Your objective: Locate the line containing "OCR this image." in the entries below, then retype it and every later line exactly, leaving out pictures.

───── Listed entries ─────

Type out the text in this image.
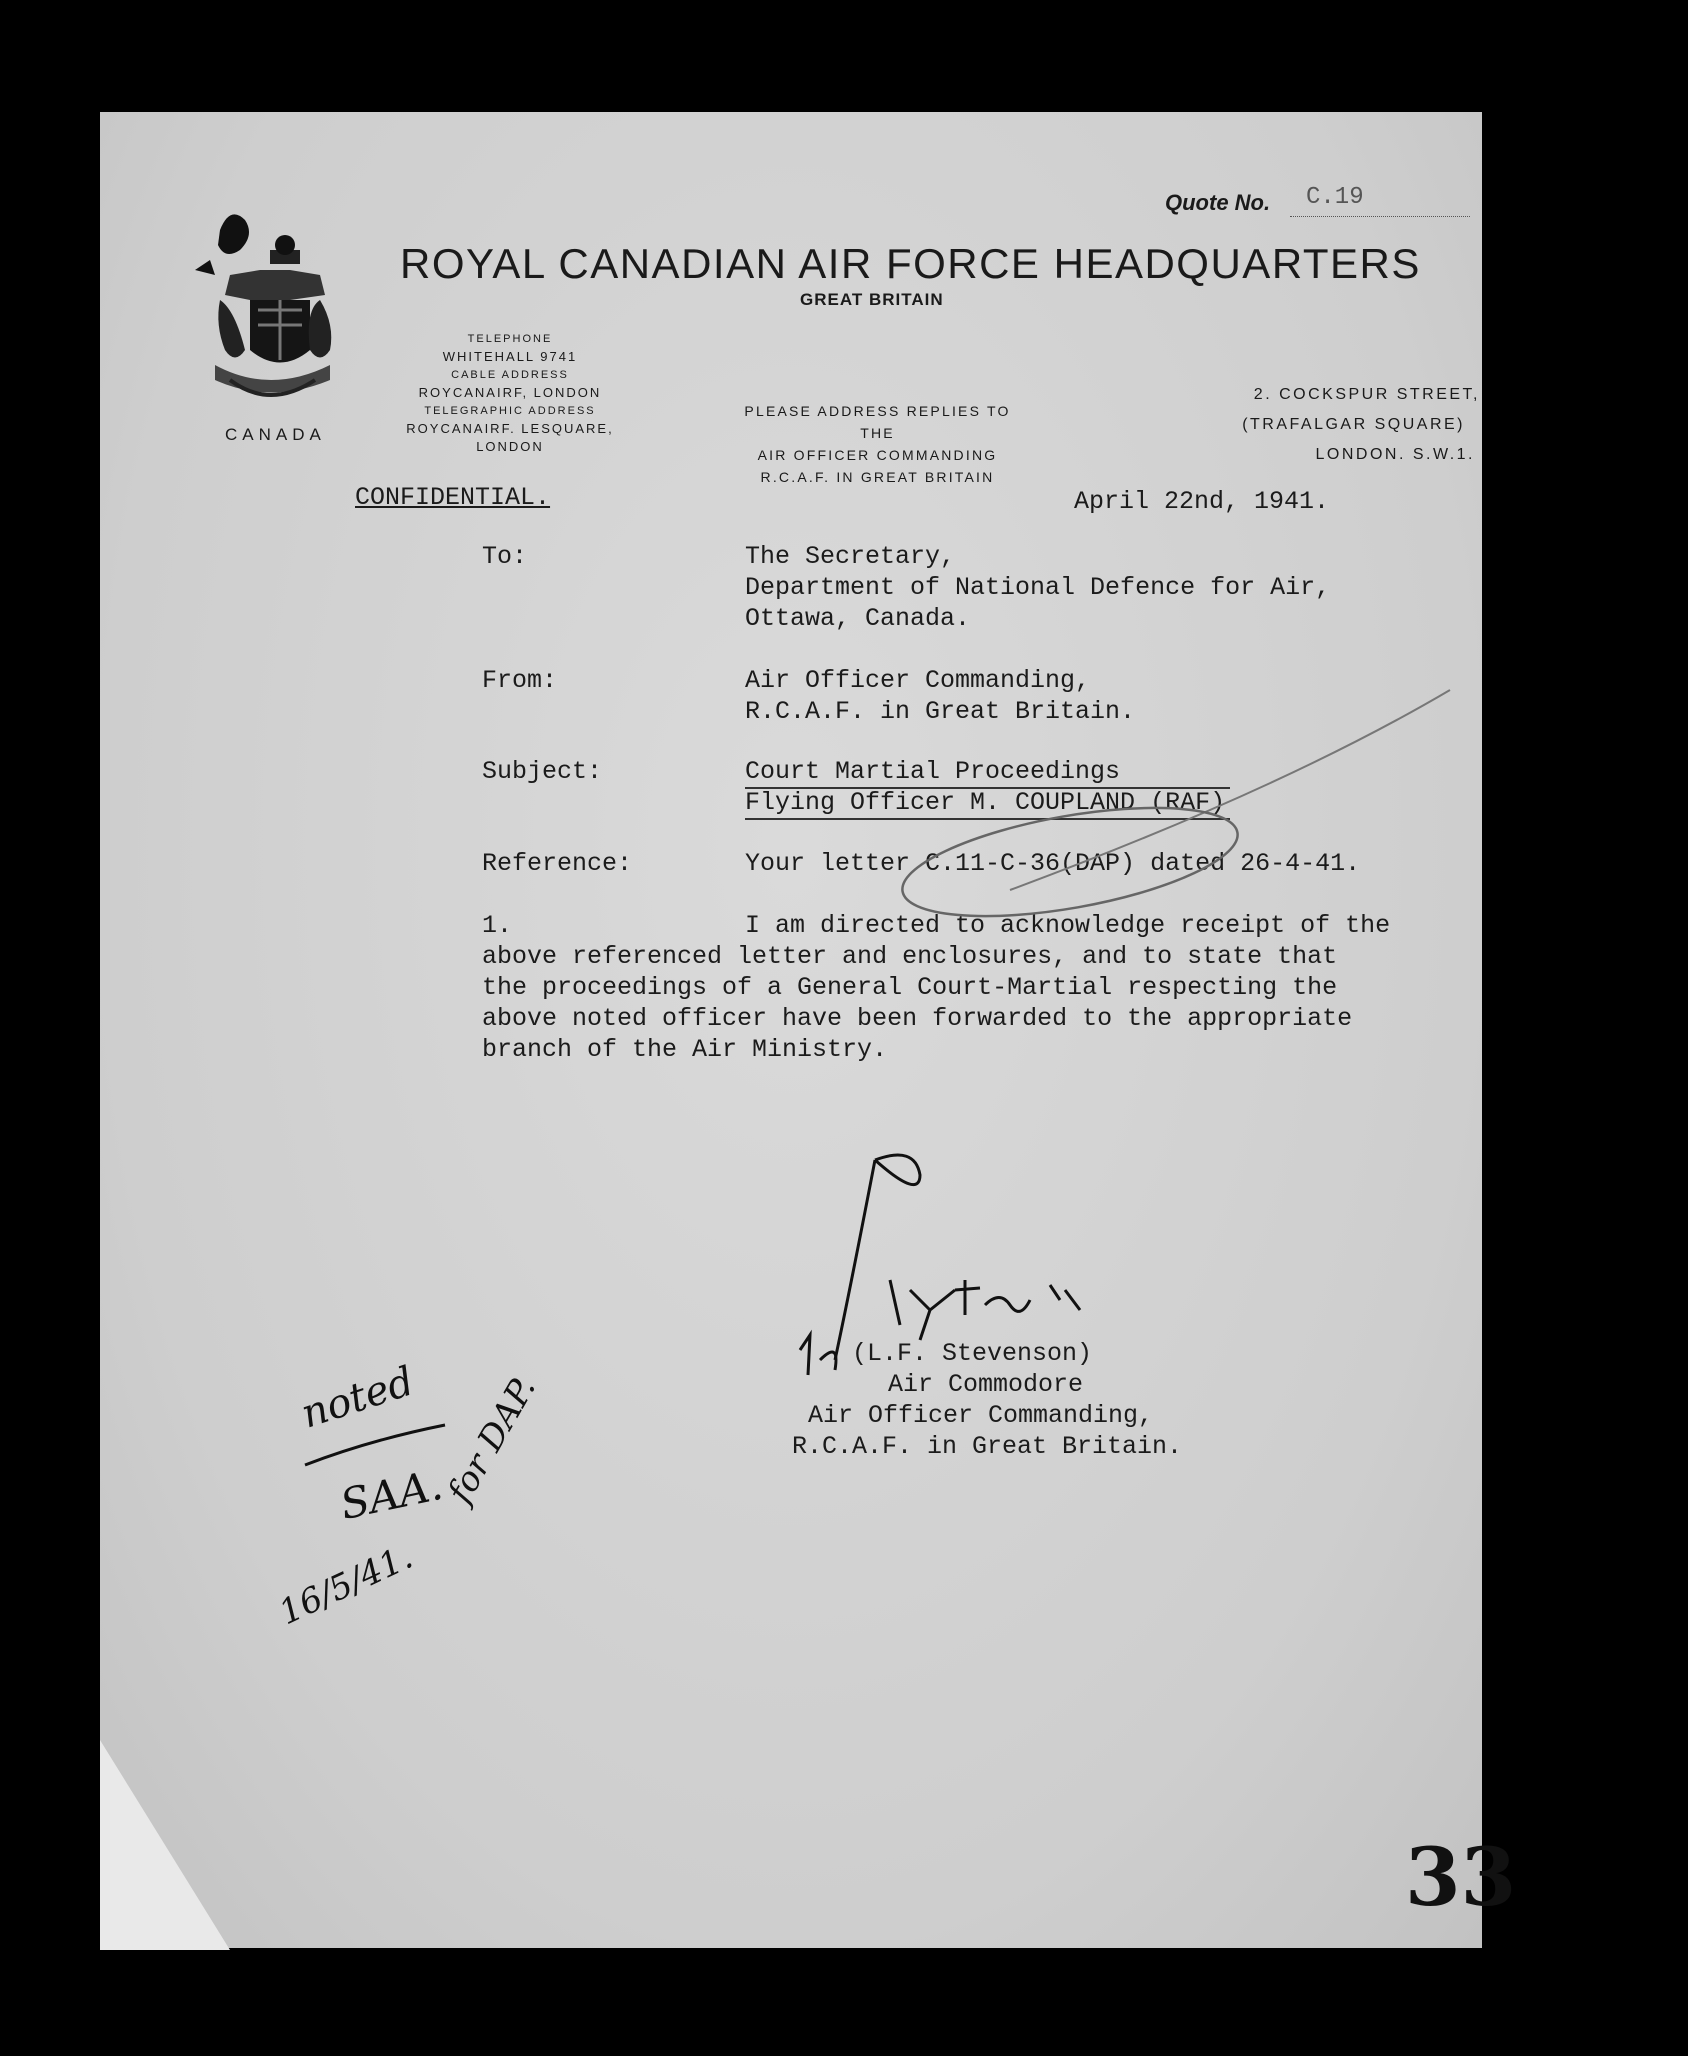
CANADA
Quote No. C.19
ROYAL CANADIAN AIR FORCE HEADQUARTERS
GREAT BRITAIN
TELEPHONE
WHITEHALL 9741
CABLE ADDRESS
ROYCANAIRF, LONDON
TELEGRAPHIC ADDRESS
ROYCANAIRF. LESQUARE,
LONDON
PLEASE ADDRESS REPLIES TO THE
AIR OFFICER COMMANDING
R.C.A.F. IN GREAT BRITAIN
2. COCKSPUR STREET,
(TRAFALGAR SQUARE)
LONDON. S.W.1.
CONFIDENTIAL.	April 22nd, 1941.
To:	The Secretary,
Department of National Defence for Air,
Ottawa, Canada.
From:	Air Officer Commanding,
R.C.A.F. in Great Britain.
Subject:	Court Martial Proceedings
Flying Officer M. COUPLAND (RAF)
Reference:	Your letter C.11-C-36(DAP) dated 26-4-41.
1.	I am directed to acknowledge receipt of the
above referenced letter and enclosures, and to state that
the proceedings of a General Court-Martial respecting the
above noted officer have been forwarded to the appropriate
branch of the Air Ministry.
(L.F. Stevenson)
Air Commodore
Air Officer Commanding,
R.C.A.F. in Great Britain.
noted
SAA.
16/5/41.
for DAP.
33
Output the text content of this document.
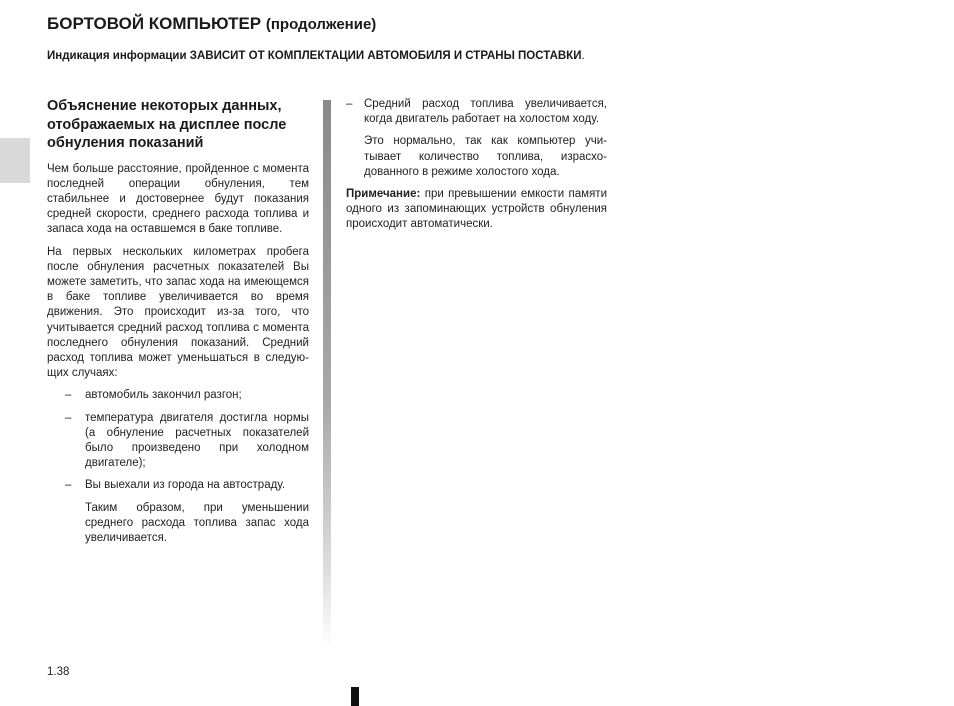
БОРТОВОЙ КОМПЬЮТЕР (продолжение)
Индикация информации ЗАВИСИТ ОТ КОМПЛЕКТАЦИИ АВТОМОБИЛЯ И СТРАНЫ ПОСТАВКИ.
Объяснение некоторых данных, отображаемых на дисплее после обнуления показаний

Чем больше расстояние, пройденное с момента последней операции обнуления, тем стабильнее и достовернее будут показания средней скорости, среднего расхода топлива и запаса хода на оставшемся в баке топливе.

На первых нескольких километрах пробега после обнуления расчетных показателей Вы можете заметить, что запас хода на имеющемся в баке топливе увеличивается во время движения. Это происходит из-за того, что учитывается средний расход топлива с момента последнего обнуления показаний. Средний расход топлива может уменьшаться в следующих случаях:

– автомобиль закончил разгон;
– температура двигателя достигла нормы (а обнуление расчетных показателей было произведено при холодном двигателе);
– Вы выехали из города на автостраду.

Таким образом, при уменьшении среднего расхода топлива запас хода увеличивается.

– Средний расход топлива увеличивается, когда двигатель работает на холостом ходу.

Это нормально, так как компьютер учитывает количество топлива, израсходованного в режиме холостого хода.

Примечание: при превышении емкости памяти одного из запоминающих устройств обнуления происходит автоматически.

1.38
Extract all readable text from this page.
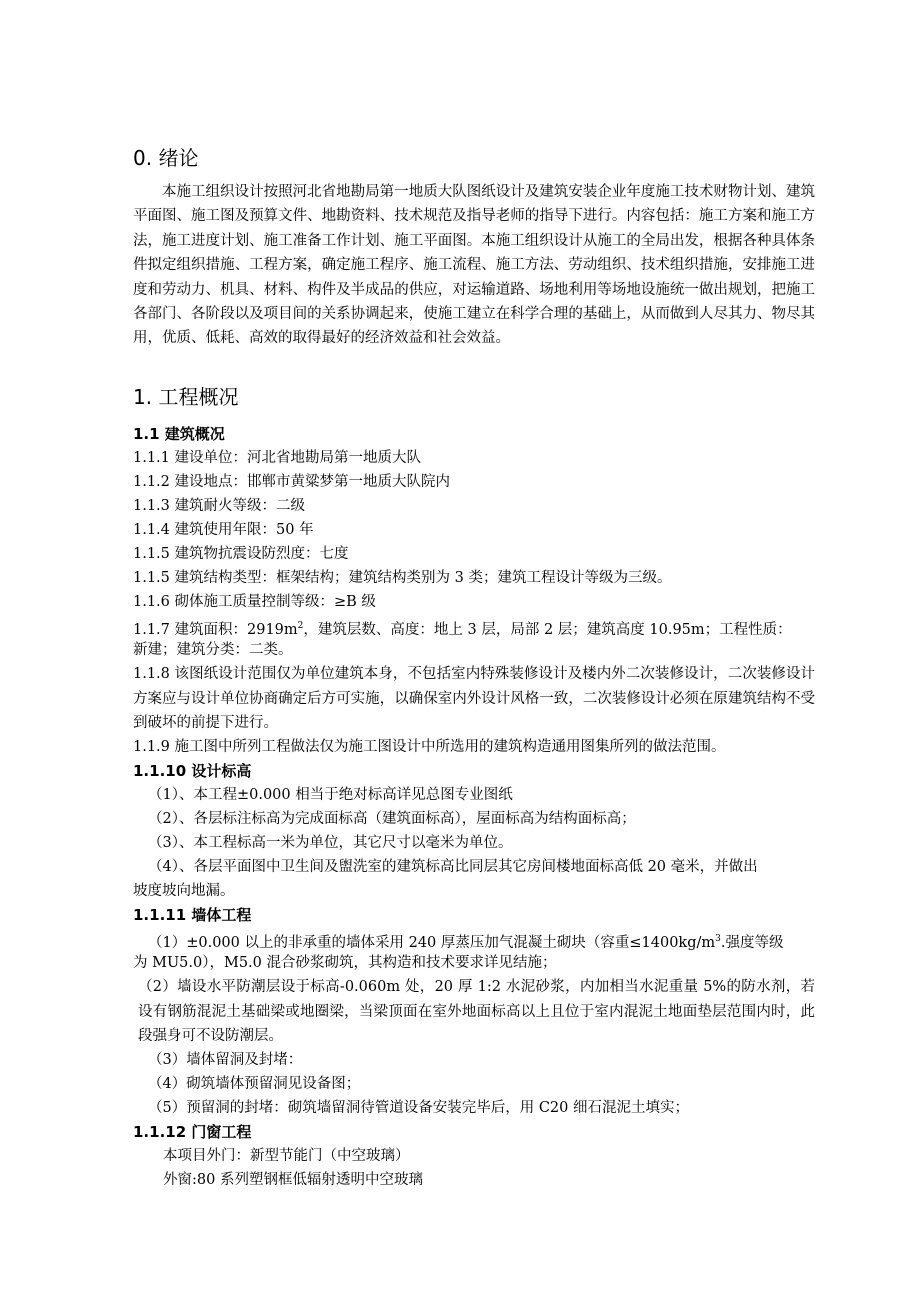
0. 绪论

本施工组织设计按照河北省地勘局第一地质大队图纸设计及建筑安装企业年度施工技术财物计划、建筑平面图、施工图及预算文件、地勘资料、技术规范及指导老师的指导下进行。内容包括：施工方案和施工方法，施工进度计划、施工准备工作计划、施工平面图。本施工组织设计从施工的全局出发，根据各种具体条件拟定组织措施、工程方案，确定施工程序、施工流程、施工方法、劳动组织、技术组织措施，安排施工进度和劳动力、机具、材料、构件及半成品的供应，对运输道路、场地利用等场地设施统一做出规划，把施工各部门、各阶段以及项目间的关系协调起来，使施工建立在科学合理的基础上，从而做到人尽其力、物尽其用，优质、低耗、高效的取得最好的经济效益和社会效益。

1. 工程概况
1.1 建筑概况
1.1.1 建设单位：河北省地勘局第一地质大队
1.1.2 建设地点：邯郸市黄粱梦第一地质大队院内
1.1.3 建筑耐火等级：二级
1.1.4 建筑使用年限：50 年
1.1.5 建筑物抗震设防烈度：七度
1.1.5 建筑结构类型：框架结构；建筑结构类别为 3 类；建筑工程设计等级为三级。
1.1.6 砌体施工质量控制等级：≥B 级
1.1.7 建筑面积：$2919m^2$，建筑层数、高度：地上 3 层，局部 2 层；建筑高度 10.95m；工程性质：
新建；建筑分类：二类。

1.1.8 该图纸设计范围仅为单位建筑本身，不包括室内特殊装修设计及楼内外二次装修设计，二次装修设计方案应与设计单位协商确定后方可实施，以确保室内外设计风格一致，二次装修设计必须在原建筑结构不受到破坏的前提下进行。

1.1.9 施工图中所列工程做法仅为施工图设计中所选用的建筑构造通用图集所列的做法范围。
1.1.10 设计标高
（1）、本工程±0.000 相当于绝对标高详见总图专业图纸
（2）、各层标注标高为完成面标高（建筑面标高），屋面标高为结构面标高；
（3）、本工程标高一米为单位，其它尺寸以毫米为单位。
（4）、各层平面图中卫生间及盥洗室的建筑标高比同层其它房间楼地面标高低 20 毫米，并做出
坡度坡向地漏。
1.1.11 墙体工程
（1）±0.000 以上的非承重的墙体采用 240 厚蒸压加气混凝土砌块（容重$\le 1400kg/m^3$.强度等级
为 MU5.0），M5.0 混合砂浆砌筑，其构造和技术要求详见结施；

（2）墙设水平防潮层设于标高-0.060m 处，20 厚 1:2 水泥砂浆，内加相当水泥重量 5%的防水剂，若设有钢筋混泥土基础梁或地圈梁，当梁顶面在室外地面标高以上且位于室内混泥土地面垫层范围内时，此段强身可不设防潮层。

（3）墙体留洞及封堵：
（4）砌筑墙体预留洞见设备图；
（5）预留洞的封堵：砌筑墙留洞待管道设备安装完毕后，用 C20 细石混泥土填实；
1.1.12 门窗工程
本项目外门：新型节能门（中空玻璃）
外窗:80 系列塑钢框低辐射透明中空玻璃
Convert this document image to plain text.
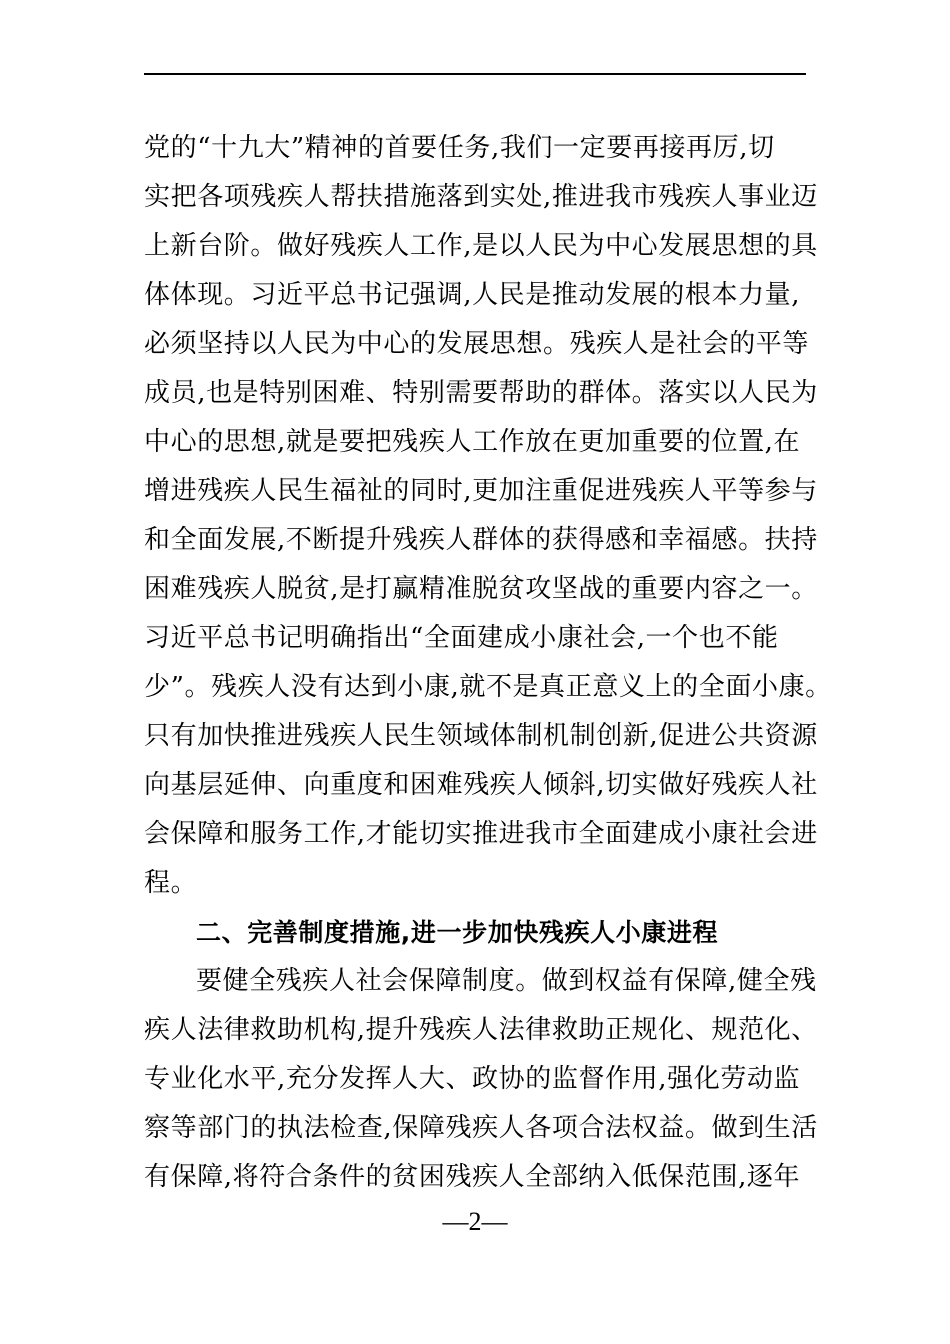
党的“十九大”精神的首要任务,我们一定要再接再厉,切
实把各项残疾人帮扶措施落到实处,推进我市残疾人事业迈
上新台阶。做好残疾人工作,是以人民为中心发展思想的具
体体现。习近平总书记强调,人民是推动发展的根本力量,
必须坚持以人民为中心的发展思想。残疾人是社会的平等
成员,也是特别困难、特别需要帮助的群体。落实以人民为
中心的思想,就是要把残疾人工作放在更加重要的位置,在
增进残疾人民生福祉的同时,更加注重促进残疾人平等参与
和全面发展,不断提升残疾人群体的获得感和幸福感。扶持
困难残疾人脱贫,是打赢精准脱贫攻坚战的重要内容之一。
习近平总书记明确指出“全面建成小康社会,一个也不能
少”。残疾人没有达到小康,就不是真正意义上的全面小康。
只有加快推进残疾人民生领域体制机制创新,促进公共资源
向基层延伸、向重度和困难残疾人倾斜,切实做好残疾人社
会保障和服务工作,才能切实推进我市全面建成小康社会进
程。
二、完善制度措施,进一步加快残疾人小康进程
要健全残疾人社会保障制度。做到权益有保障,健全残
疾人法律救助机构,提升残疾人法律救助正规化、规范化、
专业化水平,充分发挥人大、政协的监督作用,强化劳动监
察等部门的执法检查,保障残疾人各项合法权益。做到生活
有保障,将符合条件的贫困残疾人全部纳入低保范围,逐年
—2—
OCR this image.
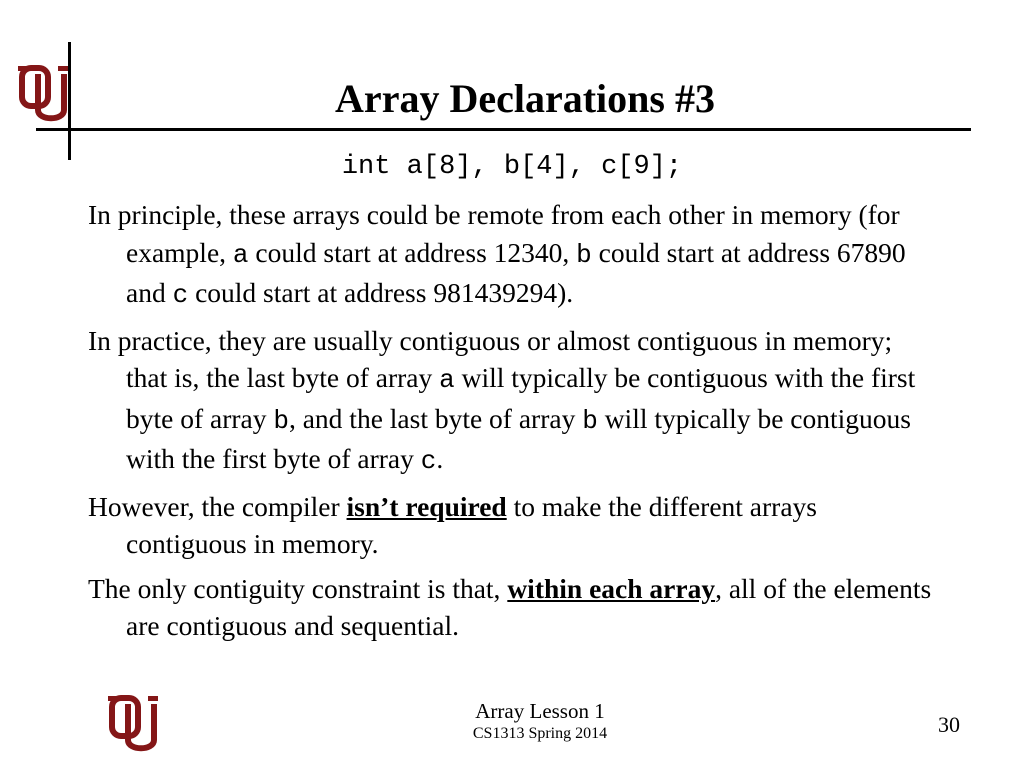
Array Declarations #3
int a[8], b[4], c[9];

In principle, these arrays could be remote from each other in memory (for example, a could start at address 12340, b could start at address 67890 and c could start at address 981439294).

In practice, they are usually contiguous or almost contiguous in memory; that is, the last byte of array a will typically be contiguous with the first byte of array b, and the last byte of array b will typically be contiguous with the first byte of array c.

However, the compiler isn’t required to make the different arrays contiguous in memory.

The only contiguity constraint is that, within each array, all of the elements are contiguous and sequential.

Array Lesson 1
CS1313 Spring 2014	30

─────

Task answer:
OCR this image.
Array Declarations #3
int a[8], b[4], c[9];

In principle, these arrays could be remote from each other in memory (for example, a could start at address 12340, b could start at address 67890 and c could start at address 981439294).

In practice, they are usually contiguous or almost contiguous in memory; that is, the last byte of array a will typically be contiguous with the first byte of array b, and the last byte of array b will typically be contiguous with the first byte of array c.

However, the compiler isn’t required to make the different arrays contiguous in memory.

The only contiguity constraint is that, within each array, all of the elements are contiguous and sequential.

Array Lesson 1
CS1313 Spring 2014	30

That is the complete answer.